Records contained in a dataset
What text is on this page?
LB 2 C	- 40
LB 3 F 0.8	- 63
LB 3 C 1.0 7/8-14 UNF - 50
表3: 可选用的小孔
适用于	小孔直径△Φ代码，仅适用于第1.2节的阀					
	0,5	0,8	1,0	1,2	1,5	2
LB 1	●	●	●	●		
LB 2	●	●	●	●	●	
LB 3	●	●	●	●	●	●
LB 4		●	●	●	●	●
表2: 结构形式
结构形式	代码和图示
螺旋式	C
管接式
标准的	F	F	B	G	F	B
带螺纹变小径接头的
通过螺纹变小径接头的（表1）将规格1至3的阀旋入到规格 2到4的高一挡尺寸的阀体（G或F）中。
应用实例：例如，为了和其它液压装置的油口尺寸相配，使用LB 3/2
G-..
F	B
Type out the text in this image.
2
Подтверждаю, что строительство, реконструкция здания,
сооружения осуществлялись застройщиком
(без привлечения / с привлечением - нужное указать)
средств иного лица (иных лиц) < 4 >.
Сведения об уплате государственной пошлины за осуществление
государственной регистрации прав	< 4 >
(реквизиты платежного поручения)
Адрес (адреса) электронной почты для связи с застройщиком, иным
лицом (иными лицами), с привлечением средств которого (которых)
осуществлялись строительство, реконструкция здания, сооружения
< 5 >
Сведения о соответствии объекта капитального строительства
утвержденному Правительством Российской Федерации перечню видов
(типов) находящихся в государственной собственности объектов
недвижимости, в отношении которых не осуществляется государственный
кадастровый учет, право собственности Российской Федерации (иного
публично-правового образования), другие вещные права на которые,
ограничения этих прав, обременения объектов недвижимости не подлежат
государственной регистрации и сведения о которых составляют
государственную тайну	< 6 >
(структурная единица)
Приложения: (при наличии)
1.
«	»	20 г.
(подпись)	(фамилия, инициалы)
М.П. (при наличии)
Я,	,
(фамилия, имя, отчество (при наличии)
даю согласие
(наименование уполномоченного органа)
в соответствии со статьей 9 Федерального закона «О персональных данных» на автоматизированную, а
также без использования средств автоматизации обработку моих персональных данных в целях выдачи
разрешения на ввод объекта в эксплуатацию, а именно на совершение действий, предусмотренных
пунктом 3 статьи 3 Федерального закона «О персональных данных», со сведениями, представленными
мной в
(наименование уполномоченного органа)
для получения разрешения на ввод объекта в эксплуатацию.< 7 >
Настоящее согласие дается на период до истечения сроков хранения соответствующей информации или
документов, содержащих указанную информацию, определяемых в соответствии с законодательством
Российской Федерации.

## Exercise aim
Retype each record exactly, leaving nothing out.

## Result of this exercise
What text is on this page?
LB 2 C	- 40
LB 3 F 0.8	- 63
LB 3 C 1.0 7/8-14 UNF - 50
表3: 可选用的小孔
适用于	小孔直径△Φ代码，仅适用于第1.2节的阀					
	0,5	0,8	1,0	1,2	1,5	2
LB 1	●	●	●	●		
LB 2	●	●	●	●	●	
LB 3	●	●	●	●	●	●
LB 4		●	●	●	●	●
表2: 结构形式
结构形式	代码和图示
螺旋式	C
管接式
标准的	F	F	B	G	F	B
带螺纹变小径接头的
通过螺纹变小径接头的（表1）将规格1至3的阀旋入到规格 2到4的高一挡尺寸的阀体（G或F）中。
应用实例：例如，为了和其它液压装置的油口尺寸相配，使用LB 3/2
G-..
F	B
Type out the text in this image.
2
Подтверждаю, что строительство, реконструкция здания,
сооружения осуществлялись застройщиком
(без привлечения / с привлечением - нужное указать)
средств иного лица (иных лиц) < 4 >.
Сведения об уплате государственной пошлины за осуществление
государственной регистрации прав	< 4 >
(реквизиты платежного поручения)
Адрес (адреса) электронной почты для связи с застройщиком, иным
лицом (иными лицами), с привлечением средств которого (которых)
осуществлялись строительство, реконструкция здания, сооружения
< 5 >
Сведения о соответствии объекта капитального строительства
утвержденному Правительством Российской Федерации перечню видов
(типов) находящихся в государственной собственности объектов
недвижимости, в отношении которых не осуществляется государственный
кадастровый учет, право собственности Российской Федерации (иного
публично-правового образования), другие вещные права на которые,
ограничения этих прав, обременения объектов недвижимости не подлежат
государственной регистрации и сведения о которых составляют
государственную тайну	< 6 >
(структурная единица)
Приложения: (при наличии)
1.
«	»	20 г.
(подпись)	(фамилия, инициалы)
М.П. (при наличии)
Я,	,
(фамилия, имя, отчество (при наличии)
даю согласие
(наименование уполномоченного органа)
в соответствии со статьей 9 Федерального закона «О персональных данных» на автоматизированную, а
также без использования средств автоматизации обработку моих персональных данных в целях выдачи
разрешения на ввод объекта в эксплуатацию, а именно на совершение действий, предусмотренных
пунктом 3 статьи 3 Федерального закона «О персональных данных», со сведениями, представленными
мной в
(наименование уполномоченного органа)
для получения разрешения на ввод объекта в эксплуатацию.< 7 >
Настоящее согласие дается на период до истечения сроков хранения соответствующей информации или
документов, содержащих указанную информацию, определяемых в соответствии с законодательством
Российской Федерации.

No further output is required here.